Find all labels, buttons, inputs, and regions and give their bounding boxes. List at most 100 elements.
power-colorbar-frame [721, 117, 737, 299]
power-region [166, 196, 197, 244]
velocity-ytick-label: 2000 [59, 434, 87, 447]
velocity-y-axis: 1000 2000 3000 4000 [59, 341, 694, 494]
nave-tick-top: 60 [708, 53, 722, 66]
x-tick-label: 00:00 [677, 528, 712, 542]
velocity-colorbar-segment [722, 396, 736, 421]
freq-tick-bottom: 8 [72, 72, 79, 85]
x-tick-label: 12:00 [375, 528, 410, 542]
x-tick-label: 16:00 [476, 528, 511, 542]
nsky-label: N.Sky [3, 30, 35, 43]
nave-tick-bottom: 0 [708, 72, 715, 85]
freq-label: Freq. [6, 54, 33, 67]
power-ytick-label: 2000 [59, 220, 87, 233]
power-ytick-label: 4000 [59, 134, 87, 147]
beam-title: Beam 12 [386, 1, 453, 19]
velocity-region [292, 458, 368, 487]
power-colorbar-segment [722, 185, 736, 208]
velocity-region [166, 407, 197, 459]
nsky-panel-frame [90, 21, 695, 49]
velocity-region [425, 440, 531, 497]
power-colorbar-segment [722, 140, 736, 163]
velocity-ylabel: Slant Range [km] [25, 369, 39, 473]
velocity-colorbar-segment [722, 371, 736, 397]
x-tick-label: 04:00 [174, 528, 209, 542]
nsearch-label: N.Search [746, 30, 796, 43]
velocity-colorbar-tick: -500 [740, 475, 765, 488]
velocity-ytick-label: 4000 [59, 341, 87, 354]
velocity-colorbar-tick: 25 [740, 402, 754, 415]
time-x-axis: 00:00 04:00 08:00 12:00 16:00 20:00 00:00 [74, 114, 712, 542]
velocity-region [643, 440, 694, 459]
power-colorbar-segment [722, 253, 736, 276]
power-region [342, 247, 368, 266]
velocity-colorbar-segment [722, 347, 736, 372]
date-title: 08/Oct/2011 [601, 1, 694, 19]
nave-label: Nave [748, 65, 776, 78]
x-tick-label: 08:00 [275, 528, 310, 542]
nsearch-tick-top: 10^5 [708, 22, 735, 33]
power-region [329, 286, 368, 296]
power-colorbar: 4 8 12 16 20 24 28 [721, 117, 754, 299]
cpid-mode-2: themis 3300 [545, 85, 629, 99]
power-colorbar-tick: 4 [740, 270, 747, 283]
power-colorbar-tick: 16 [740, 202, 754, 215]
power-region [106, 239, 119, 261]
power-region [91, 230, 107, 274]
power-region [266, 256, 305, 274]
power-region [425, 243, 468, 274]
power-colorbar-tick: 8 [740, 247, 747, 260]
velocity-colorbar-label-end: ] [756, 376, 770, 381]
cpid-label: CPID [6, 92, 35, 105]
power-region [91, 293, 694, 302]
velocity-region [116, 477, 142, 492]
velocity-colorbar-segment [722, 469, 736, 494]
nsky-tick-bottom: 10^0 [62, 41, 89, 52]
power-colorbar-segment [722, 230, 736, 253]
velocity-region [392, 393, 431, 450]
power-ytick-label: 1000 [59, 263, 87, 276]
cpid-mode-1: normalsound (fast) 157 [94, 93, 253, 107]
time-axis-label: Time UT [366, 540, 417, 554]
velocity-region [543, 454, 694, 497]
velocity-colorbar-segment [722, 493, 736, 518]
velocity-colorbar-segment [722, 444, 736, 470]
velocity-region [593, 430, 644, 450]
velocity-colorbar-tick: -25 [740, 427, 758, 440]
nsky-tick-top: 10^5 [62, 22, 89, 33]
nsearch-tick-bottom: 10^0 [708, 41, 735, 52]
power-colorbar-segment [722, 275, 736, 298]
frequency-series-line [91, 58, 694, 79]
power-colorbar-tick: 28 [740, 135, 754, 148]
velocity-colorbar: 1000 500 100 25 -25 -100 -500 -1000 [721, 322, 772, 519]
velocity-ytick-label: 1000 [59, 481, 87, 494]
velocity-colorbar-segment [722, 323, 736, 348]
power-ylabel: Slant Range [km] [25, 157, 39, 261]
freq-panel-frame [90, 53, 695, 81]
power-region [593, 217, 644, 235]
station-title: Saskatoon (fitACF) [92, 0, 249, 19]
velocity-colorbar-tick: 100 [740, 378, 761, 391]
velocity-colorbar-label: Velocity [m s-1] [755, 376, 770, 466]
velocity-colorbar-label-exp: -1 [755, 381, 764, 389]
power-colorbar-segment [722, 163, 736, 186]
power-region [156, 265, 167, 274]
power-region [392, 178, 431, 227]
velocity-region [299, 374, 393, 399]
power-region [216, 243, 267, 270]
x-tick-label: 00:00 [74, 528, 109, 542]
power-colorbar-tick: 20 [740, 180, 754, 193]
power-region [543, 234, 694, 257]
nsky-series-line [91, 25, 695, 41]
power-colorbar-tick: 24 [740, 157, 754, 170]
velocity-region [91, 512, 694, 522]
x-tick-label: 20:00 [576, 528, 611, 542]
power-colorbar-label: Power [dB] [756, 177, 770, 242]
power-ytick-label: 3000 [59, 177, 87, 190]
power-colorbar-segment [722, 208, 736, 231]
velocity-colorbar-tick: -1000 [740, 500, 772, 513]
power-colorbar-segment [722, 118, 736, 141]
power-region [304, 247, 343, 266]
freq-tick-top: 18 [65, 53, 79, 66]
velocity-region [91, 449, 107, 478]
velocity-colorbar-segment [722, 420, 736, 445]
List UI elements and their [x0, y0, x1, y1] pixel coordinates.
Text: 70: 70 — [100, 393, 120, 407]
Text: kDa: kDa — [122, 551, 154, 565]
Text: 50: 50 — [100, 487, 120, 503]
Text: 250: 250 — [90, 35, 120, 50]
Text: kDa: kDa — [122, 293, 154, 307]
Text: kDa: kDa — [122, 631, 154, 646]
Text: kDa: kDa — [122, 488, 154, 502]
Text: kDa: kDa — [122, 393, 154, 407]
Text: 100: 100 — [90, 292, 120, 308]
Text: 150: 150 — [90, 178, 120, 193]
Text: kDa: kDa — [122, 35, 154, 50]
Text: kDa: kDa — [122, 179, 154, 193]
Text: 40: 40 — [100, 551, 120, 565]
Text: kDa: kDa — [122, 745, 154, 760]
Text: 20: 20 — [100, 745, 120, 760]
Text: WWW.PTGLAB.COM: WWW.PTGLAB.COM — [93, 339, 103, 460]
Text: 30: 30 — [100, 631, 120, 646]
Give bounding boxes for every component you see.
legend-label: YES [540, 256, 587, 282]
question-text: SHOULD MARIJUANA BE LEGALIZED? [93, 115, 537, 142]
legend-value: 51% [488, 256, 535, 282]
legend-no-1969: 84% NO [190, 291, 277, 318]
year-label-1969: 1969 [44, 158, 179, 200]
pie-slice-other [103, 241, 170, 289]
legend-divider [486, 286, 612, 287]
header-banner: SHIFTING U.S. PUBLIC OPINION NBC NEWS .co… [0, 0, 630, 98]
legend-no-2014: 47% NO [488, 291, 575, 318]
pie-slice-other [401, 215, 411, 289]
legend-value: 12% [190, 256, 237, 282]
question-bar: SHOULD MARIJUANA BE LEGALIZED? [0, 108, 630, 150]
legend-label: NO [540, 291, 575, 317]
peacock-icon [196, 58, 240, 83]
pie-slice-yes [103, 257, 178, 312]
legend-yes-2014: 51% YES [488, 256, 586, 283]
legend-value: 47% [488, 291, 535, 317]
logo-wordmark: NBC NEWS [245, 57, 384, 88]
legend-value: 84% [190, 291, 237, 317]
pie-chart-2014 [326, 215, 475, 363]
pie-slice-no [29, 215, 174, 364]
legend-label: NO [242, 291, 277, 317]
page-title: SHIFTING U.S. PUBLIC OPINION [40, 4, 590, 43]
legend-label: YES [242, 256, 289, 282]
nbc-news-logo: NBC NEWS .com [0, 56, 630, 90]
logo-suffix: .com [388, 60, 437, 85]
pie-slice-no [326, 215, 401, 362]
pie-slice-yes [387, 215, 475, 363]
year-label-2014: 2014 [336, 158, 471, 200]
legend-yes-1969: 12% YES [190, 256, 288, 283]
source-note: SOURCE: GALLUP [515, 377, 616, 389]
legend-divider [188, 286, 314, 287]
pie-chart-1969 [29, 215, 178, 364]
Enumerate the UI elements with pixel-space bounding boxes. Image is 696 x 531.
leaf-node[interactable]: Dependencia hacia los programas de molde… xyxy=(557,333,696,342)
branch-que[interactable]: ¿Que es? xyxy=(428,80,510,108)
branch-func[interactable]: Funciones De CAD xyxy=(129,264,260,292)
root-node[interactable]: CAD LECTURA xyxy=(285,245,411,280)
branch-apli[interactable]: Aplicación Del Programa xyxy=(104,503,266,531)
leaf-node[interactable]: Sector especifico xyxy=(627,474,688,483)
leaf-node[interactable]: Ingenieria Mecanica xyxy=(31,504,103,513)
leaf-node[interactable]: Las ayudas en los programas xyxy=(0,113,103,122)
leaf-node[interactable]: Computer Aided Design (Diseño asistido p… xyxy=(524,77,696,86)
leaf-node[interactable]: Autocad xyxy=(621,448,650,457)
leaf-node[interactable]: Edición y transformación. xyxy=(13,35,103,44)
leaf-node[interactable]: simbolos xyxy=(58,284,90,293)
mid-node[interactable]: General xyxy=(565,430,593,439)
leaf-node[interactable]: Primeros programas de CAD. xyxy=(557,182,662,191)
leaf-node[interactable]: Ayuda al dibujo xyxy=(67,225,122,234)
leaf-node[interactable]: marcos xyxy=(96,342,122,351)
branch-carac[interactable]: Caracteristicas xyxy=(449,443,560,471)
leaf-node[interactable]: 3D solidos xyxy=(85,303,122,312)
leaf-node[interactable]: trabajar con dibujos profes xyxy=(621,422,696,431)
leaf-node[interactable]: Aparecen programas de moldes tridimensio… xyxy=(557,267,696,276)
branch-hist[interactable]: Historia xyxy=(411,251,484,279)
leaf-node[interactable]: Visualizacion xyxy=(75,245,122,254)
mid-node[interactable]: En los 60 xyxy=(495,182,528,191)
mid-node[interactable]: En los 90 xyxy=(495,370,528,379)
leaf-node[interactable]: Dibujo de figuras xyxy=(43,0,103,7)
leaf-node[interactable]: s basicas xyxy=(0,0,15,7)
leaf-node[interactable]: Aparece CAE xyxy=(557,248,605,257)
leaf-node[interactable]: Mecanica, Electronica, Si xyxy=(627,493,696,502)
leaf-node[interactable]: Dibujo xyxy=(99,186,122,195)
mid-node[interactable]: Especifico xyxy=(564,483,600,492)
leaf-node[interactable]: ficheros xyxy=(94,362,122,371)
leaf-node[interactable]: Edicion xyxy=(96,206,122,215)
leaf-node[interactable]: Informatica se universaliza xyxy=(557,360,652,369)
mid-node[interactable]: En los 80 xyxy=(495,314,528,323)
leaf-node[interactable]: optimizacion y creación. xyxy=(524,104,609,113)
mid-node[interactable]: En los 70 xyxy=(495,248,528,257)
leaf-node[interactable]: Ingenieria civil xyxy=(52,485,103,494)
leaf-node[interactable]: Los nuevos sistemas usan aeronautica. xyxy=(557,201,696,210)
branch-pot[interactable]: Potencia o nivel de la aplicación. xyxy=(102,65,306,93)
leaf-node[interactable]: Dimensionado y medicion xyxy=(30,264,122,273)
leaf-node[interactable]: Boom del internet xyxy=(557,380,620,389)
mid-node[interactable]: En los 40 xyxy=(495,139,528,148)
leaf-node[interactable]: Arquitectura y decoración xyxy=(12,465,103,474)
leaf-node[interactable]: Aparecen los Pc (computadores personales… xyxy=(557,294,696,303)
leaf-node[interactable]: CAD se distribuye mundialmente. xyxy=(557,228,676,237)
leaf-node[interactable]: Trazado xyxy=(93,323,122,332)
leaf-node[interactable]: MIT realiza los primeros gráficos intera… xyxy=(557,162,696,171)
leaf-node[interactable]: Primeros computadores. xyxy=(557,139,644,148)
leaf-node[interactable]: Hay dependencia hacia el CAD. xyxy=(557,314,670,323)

--- --- ---

● **DESCRIPTION OF THE TASK**
Give the rows from the start of the records up to and including the line containing "x-tick-label: 16:00 [476, 528, 511, 542]" as a JSON list of strings, one per line, leaving out blank lines.

● **TASK SOLUTION**
[
  "Find all labels, buttons, inputs, and regions and give their bounding boxes. List at most 100 elements.",
  "power-colorbar-frame [721, 117, 737, 299]",
  "power-region [166, 196, 197, 244]",
  "velocity-ytick-label: 2000 [59, 434, 87, 447]",
  "velocity-y-axis: 1000 2000 3000 4000 [59, 341, 694, 494]",
  "nave-tick-top: 60 [708, 53, 722, 66]",
  "x-tick-label: 00:00 [677, 528, 712, 542]",
  "velocity-colorbar-segment [722, 396, 736, 421]",
  "freq-tick-bottom: 8 [72, 72, 79, 85]",
  "x-tick-label: 12:00 [375, 528, 410, 542]",
  "x-tick-label: 16:00 [476, 528, 511, 542]"
]